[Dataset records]
■ ■ ■ ■ ■

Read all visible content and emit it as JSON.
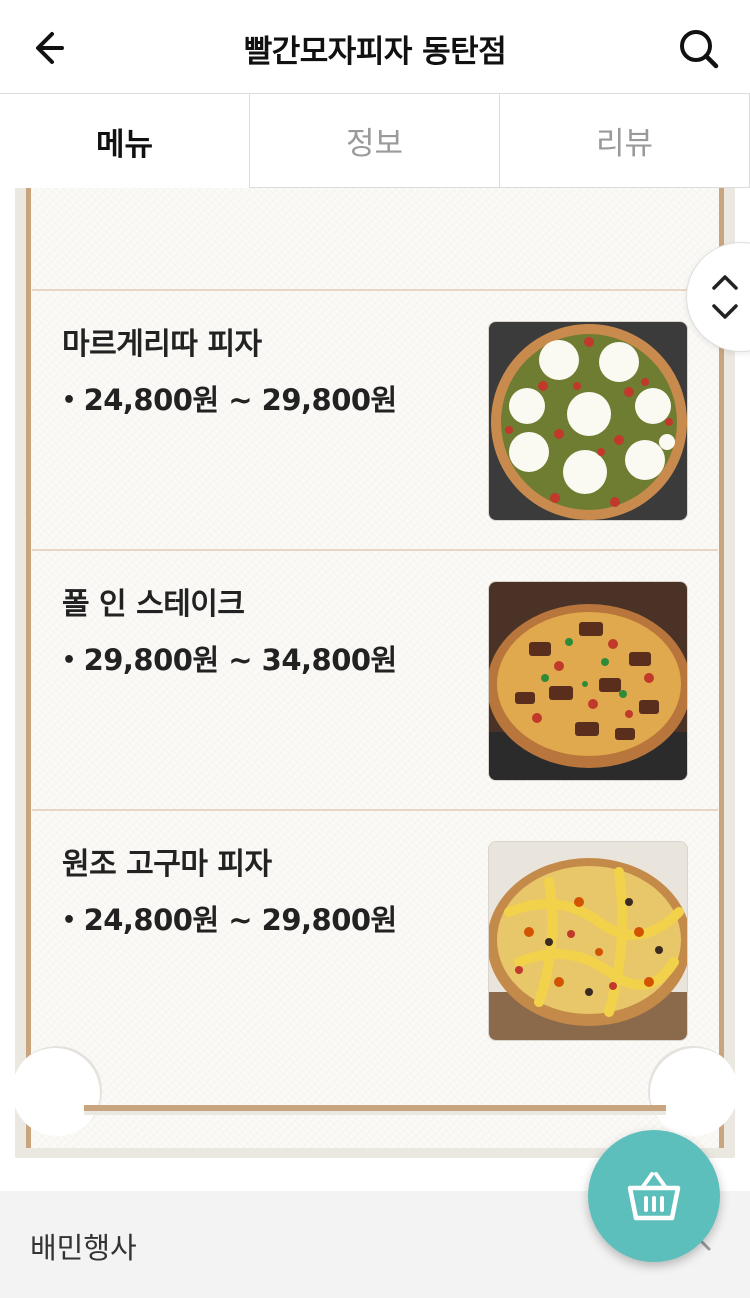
{
  "header": {
    "title": "빨간모자피자 동탄점",
    "back_icon": "arrow-left-icon",
    "search_icon": "search-icon"
  },
  "tabs": [
    {
      "label": "메뉴",
      "active": true
    },
    {
      "label": "정보",
      "active": false
    },
    {
      "label": "리뷰",
      "active": false
    }
  ],
  "menu": {
    "items": [
      {
        "name": "마르게리따 피자",
        "price": "24,800원 ~ 29,800원",
        "image": "margherita-pizza-photo"
      },
      {
        "name": "폴 인 스테이크",
        "price": "29,800원 ~ 34,800원",
        "image": "steak-pizza-photo"
      },
      {
        "name": "원조 고구마 피자",
        "price": "24,800원 ~ 29,800원",
        "image": "sweet-potato-pizza-photo"
      }
    ],
    "price_bullet": "•"
  },
  "scroll_toggle": {
    "icon": "chevron-up-down-icon"
  },
  "bottom_bar": {
    "label": "배민행사",
    "icon": "chevron-up-icon"
  },
  "cart_button": {
    "icon": "basket-icon"
  },
  "colors": {
    "accent_teal": "#5cbfbc",
    "board_border": "#c9a57f",
    "divider": "#e6d6c2"
  }
}
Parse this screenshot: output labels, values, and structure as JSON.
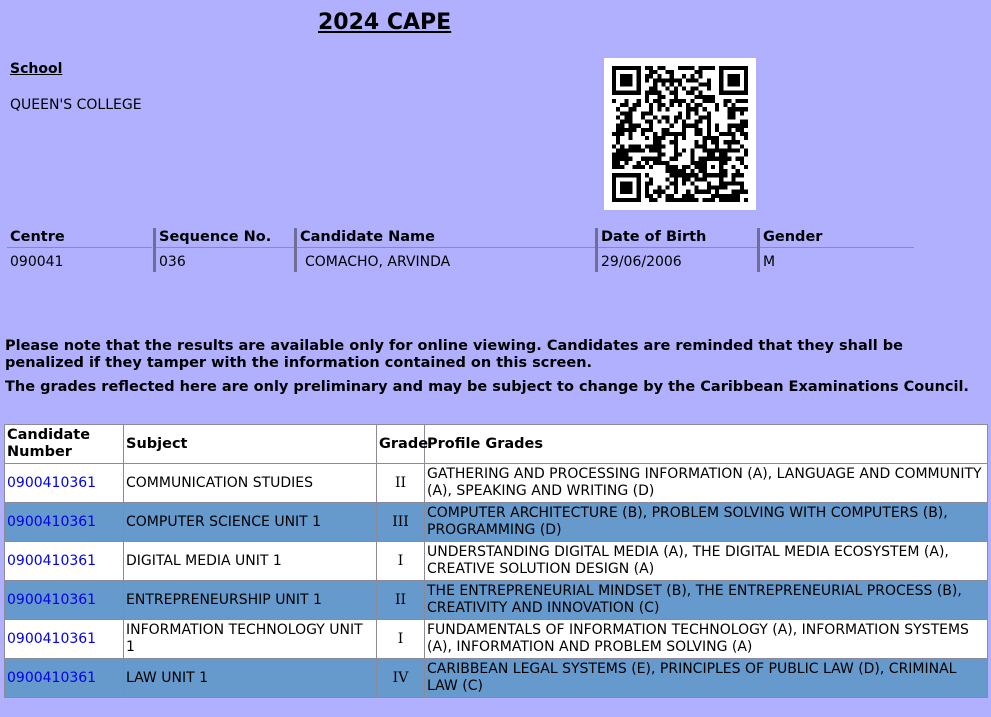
{
  "page_title": "2024 CAPE",
  "school": {
    "label": "School",
    "name": "QUEEN'S COLLEGE"
  },
  "candidate_info": {
    "centre": {
      "label": "Centre",
      "value": "090041"
    },
    "sequence": {
      "label": "Sequence No.",
      "value": "036"
    },
    "name": {
      "label": "Candidate Name",
      "value": "COMACHO, ARVINDA"
    },
    "dob": {
      "label": "Date of Birth",
      "value": "29/06/2006"
    },
    "gender": {
      "label": "Gender",
      "value": "M"
    }
  },
  "notices": {
    "line1": "Please note that the results are available only for online viewing. Candidates are reminded that they shall be penalized if they tamper with the information contained on this screen.",
    "line2": "The grades reflected here are only preliminary and may be subject to change by the Caribbean Examinations Council."
  },
  "results_table": {
    "headers": {
      "candidate_number": "Candidate Number",
      "subject": "Subject",
      "grade": "Grade",
      "profile_grades": "Profile Grades"
    },
    "rows": [
      {
        "candidate_number": "0900410361",
        "subject": "COMMUNICATION STUDIES",
        "grade": "II",
        "profile": "GATHERING AND PROCESSING INFORMATION (A), LANGUAGE AND COMMUNITY (A), SPEAKING AND WRITING (D)"
      },
      {
        "candidate_number": "0900410361",
        "subject": "COMPUTER SCIENCE UNIT 1",
        "grade": "III",
        "profile": "COMPUTER ARCHITECTURE (B), PROBLEM SOLVING WITH COMPUTERS (B), PROGRAMMING (D)"
      },
      {
        "candidate_number": "0900410361",
        "subject": "DIGITAL MEDIA UNIT 1",
        "grade": "I",
        "profile": "UNDERSTANDING DIGITAL MEDIA (A), THE DIGITAL MEDIA ECOSYSTEM (A), CREATIVE SOLUTION DESIGN (A)"
      },
      {
        "candidate_number": "0900410361",
        "subject": "ENTREPRENEURSHIP UNIT 1",
        "grade": "II",
        "profile": "THE ENTREPRENEURIAL MINDSET (B), THE ENTREPRENEURIAL PROCESS (B), CREATIVITY AND INNOVATION (C)"
      },
      {
        "candidate_number": "0900410361",
        "subject": "INFORMATION TECHNOLOGY UNIT 1",
        "grade": "I",
        "profile": "FUNDAMENTALS OF INFORMATION TECHNOLOGY (A), INFORMATION SYSTEMS (A), INFORMATION AND PROBLEM SOLVING (A)"
      },
      {
        "candidate_number": "0900410361",
        "subject": "LAW UNIT 1",
        "grade": "IV",
        "profile": "CARIBBEAN LEGAL SYSTEMS (E), PRINCIPLES OF PUBLIC LAW (D), CRIMINAL LAW (C)"
      }
    ]
  },
  "qr_code": {
    "icon": "qr-code-icon"
  },
  "colors": {
    "background": "#b0b0fe",
    "row_alt": "#6699cc",
    "link": "#0000ee"
  }
}
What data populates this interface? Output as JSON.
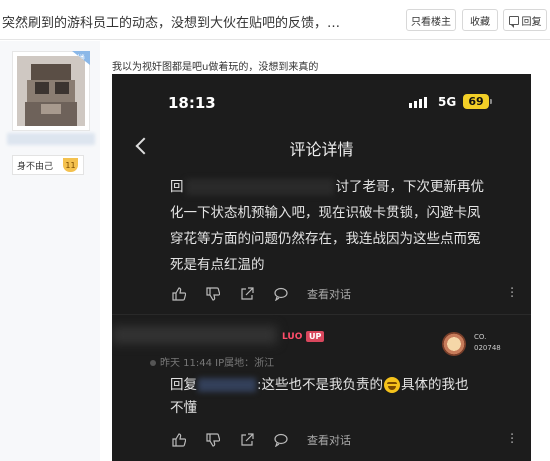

■ ■ ■ ■ ■

Print the whole listing above once more, word for word, without its pictures.

_WRITTEN SOLUTION_
Read all visible content and emit it as JSON.
{
  "header": {
    "title": "빨간모자피자 동탄점",
    "back_icon": "arrow-left-icon",
    "search_icon": "search-icon"
  },
  "tabs": [
    {
      "label": "메뉴",
      "active": true
    },
    {
      "label": "정보",
      "active": false
    },
    {
      "label": "리뷰",
      "active": false
    }
  ],
  "menu": {
    "items": [
      {
        "name": "마르게리따 피자",
        "price": "24,800원 ~ 29,800원",
        "image": "margherita-pizza-photo"
      },
      {
        "name": "폴 인 스테이크",
        "price": "29,800원 ~ 34,800원",
        "image": "steak-pizza-photo"
      },
      {
        "name": "원조 고구마 피자",
        "price": "24,800원 ~ 29,800원",
        "image": "sweet-potato-pizza-photo"
      }
    ],
    "price_bullet": "•"
  },
  "scroll_toggle": {
    "icon": "chevron-up-down-icon"
  },
  "bottom_bar": {
    "label": "배민행사",
    "icon": "chevron-up-icon"
  },
  "cart_button": {
    "icon": "basket-icon"
  },
  "colors": {
    "accent_teal": "#5cbfbc",
    "board_border": "#c9a57f",
    "divider": "#e6d6c2"
  }
}
Parse this screenshot: output labels, values, and structure as JSON.
{
  "page_title": "2024 CAPE",
  "school": {
    "label": "School",
    "name": "QUEEN'S COLLEGE"
  },
  "candidate_info": {
    "centre": {
      "label": "Centre",
      "value": "090041"
    },
    "sequence": {
      "label": "Sequence No.",
      "value": "036"
    },
    "name": {
      "label": "Candidate Name",
      "value": "COMACHO, ARVINDA"
    },
    "dob": {
      "label": "Date of Birth",
      "value": "29/06/2006"
    },
    "gender": {
      "label": "Gender",
      "value": "M"
    }
  },
  "notices": {
    "line1": "Please note that the results are available only for online viewing. Candidates are reminded that they shall be penalized if they tamper with the information contained on this screen.",
    "line2": "The grades reflected here are only preliminary and may be subject to change by the Caribbean Examinations Council."
  },
  "results_table": {
    "headers": {
      "candidate_number": "Candidate Number",
      "subject": "Subject",
      "grade": "Grade",
      "profile_grades": "Profile Grades"
    },
    "rows": [
      {
        "candidate_number": "0900410361",
        "subject": "COMMUNICATION STUDIES",
        "grade": "II",
        "profile": "GATHERING AND PROCESSING INFORMATION (A), LANGUAGE AND COMMUNITY (A), SPEAKING AND WRITING (D)"
      },
      {
        "candidate_number": "0900410361",
        "subject": "COMPUTER SCIENCE UNIT 1",
        "grade": "III",
        "profile": "COMPUTER ARCHITECTURE (B), PROBLEM SOLVING WITH COMPUTERS (B), PROGRAMMING (D)"
      },
      {
        "candidate_number": "0900410361",
        "subject": "DIGITAL MEDIA UNIT 1",
        "grade": "I",
        "profile": "UNDERSTANDING DIGITAL MEDIA (A), THE DIGITAL MEDIA ECOSYSTEM (A), CREATIVE SOLUTION DESIGN (A)"
      },
      {
        "candidate_number": "0900410361",
        "subject": "ENTREPRENEURSHIP UNIT 1",
        "grade": "II",
        "profile": "THE ENTREPRENEURIAL MINDSET (B), THE ENTREPRENEURIAL PROCESS (B), CREATIVITY AND INNOVATION (C)"
      },
      {
        "candidate_number": "0900410361",
        "subject": "INFORMATION TECHNOLOGY UNIT 1",
        "grade": "I",
        "profile": "FUNDAMENTALS OF INFORMATION TECHNOLOGY (A), INFORMATION SYSTEMS (A), INFORMATION AND PROBLEM SOLVING (A)"
      },
      {
        "candidate_number": "0900410361",
        "subject": "LAW UNIT 1",
        "grade": "IV",
        "profile": "CARIBBEAN LEGAL SYSTEMS (E), PRINCIPLES OF PUBLIC LAW (D), CRIMINAL LAW (C)"
      }
    ]
  },
  "qr_code": {
    "icon": "qr-code-icon"
  },
  "colors": {
    "background": "#b0b0fe",
    "row_alt": "#6699cc",
    "link": "#0000ee"
  }
}
What data populates this interface? Output as JSON.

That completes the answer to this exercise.